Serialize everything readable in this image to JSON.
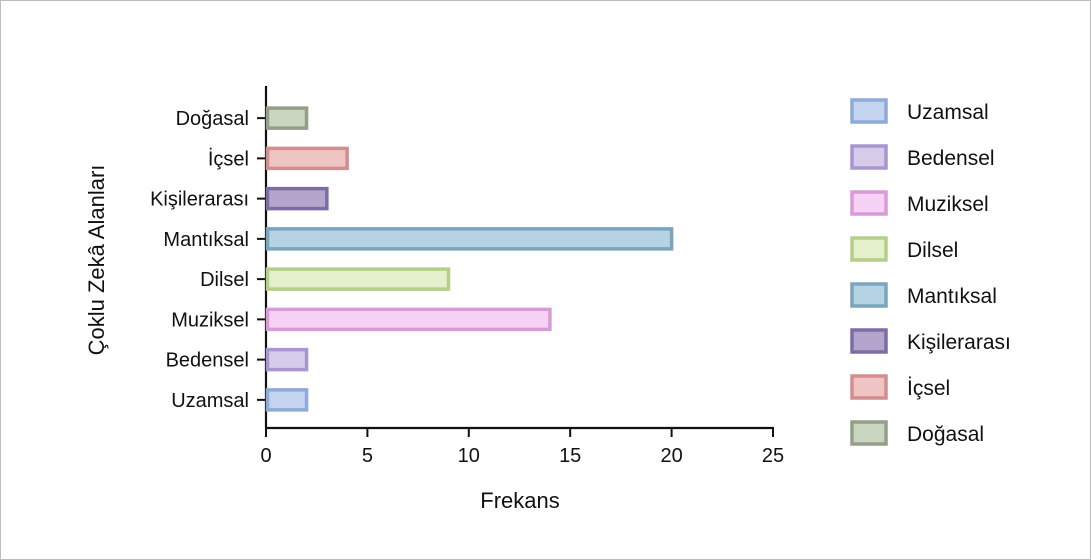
{
  "chart_data": {
    "type": "bar",
    "orientation": "horizontal",
    "title": "",
    "xlabel": "Frekans",
    "ylabel": "Çoklu Zekâ Alanları",
    "xlim": [
      0,
      25
    ],
    "xticks": [
      "0",
      "5",
      "10",
      "15",
      "20",
      "25"
    ],
    "grid": false,
    "legend_position": "right",
    "categories": [
      "Uzamsal",
      "Bedensel",
      "Muziksel",
      "Dilsel",
      "Mantıksal",
      "Kişilerarası",
      "İçsel",
      "Doğasal"
    ],
    "values": [
      2,
      2,
      14,
      9,
      20,
      3,
      4,
      2
    ],
    "colors": [
      {
        "fill": "#c5d4ee",
        "stroke": "#8fa9d8"
      },
      {
        "fill": "#d6cbe9",
        "stroke": "#a896cf"
      },
      {
        "fill": "#f6d3f6",
        "stroke": "#d99ad8"
      },
      {
        "fill": "#e4f0cc",
        "stroke": "#b3cf8a"
      },
      {
        "fill": "#b6d3e3",
        "stroke": "#7ba5bd"
      },
      {
        "fill": "#b3a5cb",
        "stroke": "#7e6ca4"
      },
      {
        "fill": "#efc4c5",
        "stroke": "#d28d8f"
      },
      {
        "fill": "#cbd6c0",
        "stroke": "#949e89"
      }
    ],
    "legend": [
      "Uzamsal",
      "Bedensel",
      "Muziksel",
      "Dilsel",
      "Mantıksal",
      "Kişilerarası",
      "İçsel",
      "Doğasal"
    ]
  }
}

- **AIM OF THE EXERCISE**
Leave out the pictures and reproduce the rest of the listing exactly.

- **REPLY**
Serialize everything readable in this image to JSON.
{
  "chart_data": {
    "type": "bar",
    "orientation": "horizontal",
    "title": "",
    "xlabel": "Frekans",
    "ylabel": "Çoklu Zekâ Alanları",
    "xlim": [
      0,
      25
    ],
    "xticks": [
      "0",
      "5",
      "10",
      "15",
      "20",
      "25"
    ],
    "grid": false,
    "legend_position": "right",
    "categories": [
      "Uzamsal",
      "Bedensel",
      "Muziksel",
      "Dilsel",
      "Mantıksal",
      "Kişilerarası",
      "İçsel",
      "Doğasal"
    ],
    "values": [
      2,
      2,
      14,
      9,
      20,
      3,
      4,
      2
    ],
    "colors": [
      {
        "fill": "#c5d4ee",
        "stroke": "#8fa9d8"
      },
      {
        "fill": "#d6cbe9",
        "stroke": "#a896cf"
      },
      {
        "fill": "#f6d3f6",
        "stroke": "#d99ad8"
      },
      {
        "fill": "#e4f0cc",
        "stroke": "#b3cf8a"
      },
      {
        "fill": "#b6d3e3",
        "stroke": "#7ba5bd"
      },
      {
        "fill": "#b3a5cb",
        "stroke": "#7e6ca4"
      },
      {
        "fill": "#efc4c5",
        "stroke": "#d28d8f"
      },
      {
        "fill": "#cbd6c0",
        "stroke": "#949e89"
      }
    ],
    "legend": [
      "Uzamsal",
      "Bedensel",
      "Muziksel",
      "Dilsel",
      "Mantıksal",
      "Kişilerarası",
      "İçsel",
      "Doğasal"
    ]
  }
}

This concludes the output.